[begin Data records]

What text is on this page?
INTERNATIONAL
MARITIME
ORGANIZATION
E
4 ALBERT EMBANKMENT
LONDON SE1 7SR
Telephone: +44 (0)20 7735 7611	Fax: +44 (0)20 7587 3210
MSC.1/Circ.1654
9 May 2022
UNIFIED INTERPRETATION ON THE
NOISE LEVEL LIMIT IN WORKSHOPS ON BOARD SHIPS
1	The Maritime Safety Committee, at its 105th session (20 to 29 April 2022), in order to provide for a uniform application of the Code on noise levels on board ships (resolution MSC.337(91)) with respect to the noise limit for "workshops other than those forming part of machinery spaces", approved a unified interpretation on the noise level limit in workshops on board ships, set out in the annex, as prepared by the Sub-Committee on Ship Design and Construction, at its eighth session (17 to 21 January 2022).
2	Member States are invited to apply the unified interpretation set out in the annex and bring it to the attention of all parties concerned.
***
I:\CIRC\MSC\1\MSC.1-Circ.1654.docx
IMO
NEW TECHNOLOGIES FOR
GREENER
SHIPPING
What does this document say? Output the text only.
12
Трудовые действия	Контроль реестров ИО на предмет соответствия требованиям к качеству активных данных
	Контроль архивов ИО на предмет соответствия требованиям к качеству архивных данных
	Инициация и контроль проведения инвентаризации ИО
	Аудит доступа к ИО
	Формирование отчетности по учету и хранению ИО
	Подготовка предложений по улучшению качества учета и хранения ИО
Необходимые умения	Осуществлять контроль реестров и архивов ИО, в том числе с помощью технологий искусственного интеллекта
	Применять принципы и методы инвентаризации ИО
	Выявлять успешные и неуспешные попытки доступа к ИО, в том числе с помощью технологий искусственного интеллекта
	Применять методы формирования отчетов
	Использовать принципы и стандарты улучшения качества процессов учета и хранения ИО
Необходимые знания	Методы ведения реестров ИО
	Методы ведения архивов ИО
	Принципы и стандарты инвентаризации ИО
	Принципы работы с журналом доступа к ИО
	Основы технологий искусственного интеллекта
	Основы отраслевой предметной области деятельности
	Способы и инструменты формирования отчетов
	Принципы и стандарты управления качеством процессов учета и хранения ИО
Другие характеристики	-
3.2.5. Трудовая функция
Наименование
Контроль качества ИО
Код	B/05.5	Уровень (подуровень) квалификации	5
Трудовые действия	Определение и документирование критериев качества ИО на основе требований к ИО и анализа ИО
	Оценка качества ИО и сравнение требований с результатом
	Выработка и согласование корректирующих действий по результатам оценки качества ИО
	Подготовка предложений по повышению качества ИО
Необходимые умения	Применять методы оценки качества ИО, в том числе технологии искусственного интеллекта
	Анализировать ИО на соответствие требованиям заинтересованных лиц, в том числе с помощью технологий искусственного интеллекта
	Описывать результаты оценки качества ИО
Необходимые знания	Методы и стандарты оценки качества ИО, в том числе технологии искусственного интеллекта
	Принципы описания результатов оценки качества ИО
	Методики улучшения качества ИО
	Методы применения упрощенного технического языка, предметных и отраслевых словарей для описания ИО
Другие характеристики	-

[end Data records]

Each line in the data that holds the string "умения" should be found and copied.

Необходимые умения	Осуществлять контроль реестров и архивов ИО, в том числе с помощью технологий искусственного интеллекта
Необходимые умения	Применять методы оценки качества ИО, в том числе технологии искусственного интеллекта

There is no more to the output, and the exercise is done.